(Recorded data)
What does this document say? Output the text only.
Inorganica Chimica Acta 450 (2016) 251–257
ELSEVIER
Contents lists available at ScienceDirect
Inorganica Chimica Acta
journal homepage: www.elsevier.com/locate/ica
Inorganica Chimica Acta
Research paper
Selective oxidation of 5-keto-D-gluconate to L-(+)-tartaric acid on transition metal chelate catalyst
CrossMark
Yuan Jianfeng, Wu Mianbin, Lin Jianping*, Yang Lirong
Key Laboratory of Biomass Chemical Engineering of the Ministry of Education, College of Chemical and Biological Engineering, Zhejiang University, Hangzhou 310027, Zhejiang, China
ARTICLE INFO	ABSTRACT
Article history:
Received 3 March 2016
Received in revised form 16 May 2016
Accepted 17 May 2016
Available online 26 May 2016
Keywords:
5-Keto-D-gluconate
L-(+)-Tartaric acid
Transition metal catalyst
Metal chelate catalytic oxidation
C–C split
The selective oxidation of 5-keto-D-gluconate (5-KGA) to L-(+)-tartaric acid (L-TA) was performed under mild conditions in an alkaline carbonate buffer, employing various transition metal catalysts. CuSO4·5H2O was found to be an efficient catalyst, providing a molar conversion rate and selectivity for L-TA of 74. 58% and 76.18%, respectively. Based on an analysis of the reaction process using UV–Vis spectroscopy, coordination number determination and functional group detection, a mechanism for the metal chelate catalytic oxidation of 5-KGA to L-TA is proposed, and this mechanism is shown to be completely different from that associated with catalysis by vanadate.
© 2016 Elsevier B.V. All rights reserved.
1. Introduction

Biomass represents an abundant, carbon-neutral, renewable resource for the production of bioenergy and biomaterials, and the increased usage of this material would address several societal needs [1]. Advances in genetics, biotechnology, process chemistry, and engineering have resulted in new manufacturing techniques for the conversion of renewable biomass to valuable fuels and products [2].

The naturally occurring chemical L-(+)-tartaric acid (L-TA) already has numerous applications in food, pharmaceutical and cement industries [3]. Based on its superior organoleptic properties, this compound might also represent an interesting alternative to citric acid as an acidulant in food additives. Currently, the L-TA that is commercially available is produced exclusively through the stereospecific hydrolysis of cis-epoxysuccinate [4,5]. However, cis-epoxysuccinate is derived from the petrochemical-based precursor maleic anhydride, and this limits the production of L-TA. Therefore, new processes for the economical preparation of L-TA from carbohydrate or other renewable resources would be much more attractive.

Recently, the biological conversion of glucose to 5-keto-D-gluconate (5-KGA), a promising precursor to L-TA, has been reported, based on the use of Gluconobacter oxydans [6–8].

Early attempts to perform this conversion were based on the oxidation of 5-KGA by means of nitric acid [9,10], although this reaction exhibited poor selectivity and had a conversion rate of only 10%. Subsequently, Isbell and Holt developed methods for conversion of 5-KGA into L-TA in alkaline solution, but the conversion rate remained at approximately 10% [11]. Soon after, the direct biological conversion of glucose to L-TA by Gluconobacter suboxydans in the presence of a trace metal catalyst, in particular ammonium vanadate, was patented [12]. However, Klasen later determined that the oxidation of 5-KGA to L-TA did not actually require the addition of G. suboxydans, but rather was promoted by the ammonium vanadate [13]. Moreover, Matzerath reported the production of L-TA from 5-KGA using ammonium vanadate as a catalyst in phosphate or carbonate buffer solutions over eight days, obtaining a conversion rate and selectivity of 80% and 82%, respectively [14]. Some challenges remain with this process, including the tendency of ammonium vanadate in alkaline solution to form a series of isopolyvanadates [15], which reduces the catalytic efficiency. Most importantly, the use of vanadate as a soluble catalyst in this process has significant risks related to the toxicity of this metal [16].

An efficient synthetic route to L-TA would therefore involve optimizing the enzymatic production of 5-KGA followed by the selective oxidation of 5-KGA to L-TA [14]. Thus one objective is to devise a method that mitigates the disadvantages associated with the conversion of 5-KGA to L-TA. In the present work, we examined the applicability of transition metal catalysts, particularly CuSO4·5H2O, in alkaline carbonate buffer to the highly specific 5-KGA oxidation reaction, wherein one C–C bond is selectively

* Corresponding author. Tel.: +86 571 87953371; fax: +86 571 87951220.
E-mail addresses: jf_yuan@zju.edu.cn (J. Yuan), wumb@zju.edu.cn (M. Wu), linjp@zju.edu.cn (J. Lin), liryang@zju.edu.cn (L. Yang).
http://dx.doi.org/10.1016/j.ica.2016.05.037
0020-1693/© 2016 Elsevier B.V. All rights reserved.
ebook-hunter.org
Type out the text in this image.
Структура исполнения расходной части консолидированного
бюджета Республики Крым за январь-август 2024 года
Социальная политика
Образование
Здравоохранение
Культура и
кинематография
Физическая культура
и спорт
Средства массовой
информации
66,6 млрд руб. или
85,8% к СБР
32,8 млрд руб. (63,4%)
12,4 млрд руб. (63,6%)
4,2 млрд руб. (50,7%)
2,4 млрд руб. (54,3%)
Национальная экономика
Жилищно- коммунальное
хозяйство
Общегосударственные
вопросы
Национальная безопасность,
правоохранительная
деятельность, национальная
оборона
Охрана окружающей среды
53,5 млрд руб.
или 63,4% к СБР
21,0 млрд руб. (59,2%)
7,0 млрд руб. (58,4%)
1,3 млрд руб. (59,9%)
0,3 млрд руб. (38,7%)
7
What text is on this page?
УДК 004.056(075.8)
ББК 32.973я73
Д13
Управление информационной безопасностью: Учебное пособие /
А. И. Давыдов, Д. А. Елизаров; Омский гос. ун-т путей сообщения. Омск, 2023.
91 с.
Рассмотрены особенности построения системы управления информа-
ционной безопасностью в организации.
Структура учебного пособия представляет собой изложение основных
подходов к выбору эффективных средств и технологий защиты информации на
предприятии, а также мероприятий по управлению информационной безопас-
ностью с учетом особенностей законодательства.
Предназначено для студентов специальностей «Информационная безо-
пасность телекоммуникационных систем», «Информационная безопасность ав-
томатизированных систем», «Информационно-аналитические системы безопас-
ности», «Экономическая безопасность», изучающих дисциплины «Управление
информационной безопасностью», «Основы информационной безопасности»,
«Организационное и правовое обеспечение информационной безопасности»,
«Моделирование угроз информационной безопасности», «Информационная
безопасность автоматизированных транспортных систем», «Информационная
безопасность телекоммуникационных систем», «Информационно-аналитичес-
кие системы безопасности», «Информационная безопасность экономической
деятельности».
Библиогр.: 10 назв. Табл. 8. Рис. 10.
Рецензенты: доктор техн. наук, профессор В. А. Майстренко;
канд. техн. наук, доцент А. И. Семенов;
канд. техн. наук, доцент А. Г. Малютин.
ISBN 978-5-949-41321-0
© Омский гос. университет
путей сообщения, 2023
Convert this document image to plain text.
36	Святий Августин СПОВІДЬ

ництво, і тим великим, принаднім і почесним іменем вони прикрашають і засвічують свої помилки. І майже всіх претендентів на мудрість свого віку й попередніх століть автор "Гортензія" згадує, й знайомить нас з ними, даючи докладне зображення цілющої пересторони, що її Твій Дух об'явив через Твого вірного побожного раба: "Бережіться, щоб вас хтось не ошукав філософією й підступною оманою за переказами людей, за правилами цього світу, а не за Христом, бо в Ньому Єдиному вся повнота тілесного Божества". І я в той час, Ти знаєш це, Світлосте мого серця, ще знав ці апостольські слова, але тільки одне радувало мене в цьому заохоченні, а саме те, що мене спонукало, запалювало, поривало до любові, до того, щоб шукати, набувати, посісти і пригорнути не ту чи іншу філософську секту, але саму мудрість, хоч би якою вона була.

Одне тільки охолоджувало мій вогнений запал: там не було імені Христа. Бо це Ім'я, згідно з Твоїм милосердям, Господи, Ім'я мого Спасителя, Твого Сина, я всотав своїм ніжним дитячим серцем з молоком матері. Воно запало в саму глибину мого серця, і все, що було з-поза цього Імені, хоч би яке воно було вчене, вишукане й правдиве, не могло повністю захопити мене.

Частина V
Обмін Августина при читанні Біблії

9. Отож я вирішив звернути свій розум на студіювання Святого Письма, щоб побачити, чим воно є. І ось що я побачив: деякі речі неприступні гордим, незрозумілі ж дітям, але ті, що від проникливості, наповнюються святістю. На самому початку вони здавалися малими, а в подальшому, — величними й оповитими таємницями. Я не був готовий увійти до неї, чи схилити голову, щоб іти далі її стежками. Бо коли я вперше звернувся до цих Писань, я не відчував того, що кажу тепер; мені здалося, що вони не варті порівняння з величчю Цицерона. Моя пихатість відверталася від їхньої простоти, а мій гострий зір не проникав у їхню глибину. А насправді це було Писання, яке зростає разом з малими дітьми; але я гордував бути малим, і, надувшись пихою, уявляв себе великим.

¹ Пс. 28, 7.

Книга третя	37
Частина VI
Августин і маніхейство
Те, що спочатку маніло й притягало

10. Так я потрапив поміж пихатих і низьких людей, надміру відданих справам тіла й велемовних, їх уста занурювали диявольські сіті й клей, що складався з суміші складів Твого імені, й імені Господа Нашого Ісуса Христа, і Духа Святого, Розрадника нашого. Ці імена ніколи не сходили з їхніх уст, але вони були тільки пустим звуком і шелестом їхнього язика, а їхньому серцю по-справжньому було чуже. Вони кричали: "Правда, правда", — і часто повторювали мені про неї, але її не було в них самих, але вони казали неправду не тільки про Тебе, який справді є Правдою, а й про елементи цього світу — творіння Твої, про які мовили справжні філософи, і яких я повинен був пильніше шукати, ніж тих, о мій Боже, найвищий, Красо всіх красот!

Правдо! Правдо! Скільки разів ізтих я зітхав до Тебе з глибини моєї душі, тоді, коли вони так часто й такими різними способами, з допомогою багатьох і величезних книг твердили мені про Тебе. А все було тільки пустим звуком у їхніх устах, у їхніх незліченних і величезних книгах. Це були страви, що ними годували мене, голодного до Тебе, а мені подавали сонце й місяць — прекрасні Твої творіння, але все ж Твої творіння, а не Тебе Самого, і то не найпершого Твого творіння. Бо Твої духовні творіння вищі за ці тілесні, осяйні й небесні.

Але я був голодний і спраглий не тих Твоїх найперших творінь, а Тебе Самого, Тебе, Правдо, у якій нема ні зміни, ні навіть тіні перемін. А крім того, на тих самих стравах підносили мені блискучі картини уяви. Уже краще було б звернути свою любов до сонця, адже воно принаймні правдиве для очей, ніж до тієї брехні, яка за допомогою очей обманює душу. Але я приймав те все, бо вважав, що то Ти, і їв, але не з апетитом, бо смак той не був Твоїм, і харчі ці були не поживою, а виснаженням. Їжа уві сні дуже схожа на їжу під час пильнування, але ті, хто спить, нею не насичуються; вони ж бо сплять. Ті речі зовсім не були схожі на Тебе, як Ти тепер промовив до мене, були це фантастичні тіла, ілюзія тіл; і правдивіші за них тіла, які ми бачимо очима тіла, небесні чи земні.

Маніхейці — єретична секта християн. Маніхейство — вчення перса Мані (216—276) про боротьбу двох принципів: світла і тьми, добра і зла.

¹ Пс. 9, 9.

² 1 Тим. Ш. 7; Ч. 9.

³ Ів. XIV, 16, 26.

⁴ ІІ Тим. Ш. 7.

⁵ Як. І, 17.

Job
Gather and return every line that holds the string "document".

Expected answer
What does this document say? Output the text only.
Convert this document image to plain text.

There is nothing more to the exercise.